──────── Extracted material ────────

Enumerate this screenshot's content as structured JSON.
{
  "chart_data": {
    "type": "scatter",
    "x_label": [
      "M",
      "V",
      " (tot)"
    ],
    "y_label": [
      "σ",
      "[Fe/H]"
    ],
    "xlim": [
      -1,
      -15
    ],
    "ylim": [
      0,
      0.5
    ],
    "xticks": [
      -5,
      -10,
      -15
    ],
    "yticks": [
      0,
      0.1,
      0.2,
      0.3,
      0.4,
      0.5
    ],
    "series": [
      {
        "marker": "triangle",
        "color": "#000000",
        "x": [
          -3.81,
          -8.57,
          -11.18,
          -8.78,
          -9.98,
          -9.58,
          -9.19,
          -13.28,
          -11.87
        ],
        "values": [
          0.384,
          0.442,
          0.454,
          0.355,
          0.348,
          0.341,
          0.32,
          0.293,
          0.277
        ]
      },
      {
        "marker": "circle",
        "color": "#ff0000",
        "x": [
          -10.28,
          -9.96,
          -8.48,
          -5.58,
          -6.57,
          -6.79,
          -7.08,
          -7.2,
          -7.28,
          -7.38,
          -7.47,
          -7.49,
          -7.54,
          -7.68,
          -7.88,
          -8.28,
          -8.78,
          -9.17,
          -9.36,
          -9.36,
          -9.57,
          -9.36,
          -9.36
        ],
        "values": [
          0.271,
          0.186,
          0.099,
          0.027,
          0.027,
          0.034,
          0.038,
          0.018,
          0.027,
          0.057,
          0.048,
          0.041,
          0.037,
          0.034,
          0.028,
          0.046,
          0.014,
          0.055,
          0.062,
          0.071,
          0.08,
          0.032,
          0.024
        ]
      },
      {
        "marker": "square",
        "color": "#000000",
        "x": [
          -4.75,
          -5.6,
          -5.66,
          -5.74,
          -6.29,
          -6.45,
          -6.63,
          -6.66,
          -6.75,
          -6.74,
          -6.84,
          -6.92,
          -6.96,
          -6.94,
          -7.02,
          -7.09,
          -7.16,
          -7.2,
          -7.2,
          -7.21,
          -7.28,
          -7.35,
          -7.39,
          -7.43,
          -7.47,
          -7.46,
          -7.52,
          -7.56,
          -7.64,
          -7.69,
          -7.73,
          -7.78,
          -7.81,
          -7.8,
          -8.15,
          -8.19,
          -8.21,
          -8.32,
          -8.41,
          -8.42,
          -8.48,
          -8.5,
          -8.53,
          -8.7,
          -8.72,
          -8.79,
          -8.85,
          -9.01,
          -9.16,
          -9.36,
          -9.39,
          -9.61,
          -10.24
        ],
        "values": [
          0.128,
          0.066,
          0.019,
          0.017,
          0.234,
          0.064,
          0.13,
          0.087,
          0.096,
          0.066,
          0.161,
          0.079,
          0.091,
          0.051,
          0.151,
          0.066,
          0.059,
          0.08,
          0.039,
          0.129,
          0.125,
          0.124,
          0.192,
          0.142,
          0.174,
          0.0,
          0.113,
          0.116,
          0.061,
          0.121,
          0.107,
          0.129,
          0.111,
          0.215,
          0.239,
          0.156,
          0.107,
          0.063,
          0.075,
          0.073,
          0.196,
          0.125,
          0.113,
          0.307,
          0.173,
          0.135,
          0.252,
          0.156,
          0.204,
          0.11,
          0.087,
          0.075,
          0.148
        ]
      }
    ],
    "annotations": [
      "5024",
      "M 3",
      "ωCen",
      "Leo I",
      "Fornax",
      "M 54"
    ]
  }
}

────────

• [Exercise requirements]: Reproduce the material above exactly; please quote every line of it.

• [Response below]:
Enumerate this screenshot's content as structured JSON.
{
  "chart_data": {
    "type": "scatter",
    "x_label": [
      "M",
      "V",
      " (tot)"
    ],
    "y_label": [
      "σ",
      "[Fe/H]"
    ],
    "xlim": [
      -1,
      -15
    ],
    "ylim": [
      0,
      0.5
    ],
    "xticks": [
      -5,
      -10,
      -15
    ],
    "yticks": [
      0,
      0.1,
      0.2,
      0.3,
      0.4,
      0.5
    ],
    "series": [
      {
        "marker": "triangle",
        "color": "#000000",
        "x": [
          -3.81,
          -8.57,
          -11.18,
          -8.78,
          -9.98,
          -9.58,
          -9.19,
          -13.28,
          -11.87
        ],
        "values": [
          0.384,
          0.442,
          0.454,
          0.355,
          0.348,
          0.341,
          0.32,
          0.293,
          0.277
        ]
      },
      {
        "marker": "circle",
        "color": "#ff0000",
        "x": [
          -10.28,
          -9.96,
          -8.48,
          -5.58,
          -6.57,
          -6.79,
          -7.08,
          -7.2,
          -7.28,
          -7.38,
          -7.47,
          -7.49,
          -7.54,
          -7.68,
          -7.88,
          -8.28,
          -8.78,
          -9.17,
          -9.36,
          -9.36,
          -9.57,
          -9.36,
          -9.36
        ],
        "values": [
          0.271,
          0.186,
          0.099,
          0.027,
          0.027,
          0.034,
          0.038,
          0.018,
          0.027,
          0.057,
          0.048,
          0.041,
          0.037,
          0.034,
          0.028,
          0.046,
          0.014,
          0.055,
          0.062,
          0.071,
          0.08,
          0.032,
          0.024
        ]
      },
      {
        "marker": "square",
        "color": "#000000",
        "x": [
          -4.75,
          -5.6,
          -5.66,
          -5.74,
          -6.29,
          -6.45,
          -6.63,
          -6.66,
          -6.75,
          -6.74,
          -6.84,
          -6.92,
          -6.96,
          -6.94,
          -7.02,
          -7.09,
          -7.16,
          -7.2,
          -7.2,
          -7.21,
          -7.28,
          -7.35,
          -7.39,
          -7.43,
          -7.47,
          -7.46,
          -7.52,
          -7.56,
          -7.64,
          -7.69,
          -7.73,
          -7.78,
          -7.81,
          -7.8,
          -8.15,
          -8.19,
          -8.21,
          -8.32,
          -8.41,
          -8.42,
          -8.48,
          -8.5,
          -8.53,
          -8.7,
          -8.72,
          -8.79,
          -8.85,
          -9.01,
          -9.16,
          -9.36,
          -9.39,
          -9.61,
          -10.24
        ],
        "values": [
          0.128,
          0.066,
          0.019,
          0.017,
          0.234,
          0.064,
          0.13,
          0.087,
          0.096,
          0.066,
          0.161,
          0.079,
          0.091,
          0.051,
          0.151,
          0.066,
          0.059,
          0.08,
          0.039,
          0.129,
          0.125,
          0.124,
          0.192,
          0.142,
          0.174,
          0.0,
          0.113,
          0.116,
          0.061,
          0.121,
          0.107,
          0.129,
          0.111,
          0.215,
          0.239,
          0.156,
          0.107,
          0.063,
          0.075,
          0.073,
          0.196,
          0.125,
          0.113,
          0.307,
          0.173,
          0.135,
          0.252,
          0.156,
          0.204,
          0.11,
          0.087,
          0.075,
          0.148
        ]
      }
    ],
    "annotations": [
      "5024",
      "M 3",
      "ωCen",
      "Leo I",
      "Fornax",
      "M 54"
    ]
  }
}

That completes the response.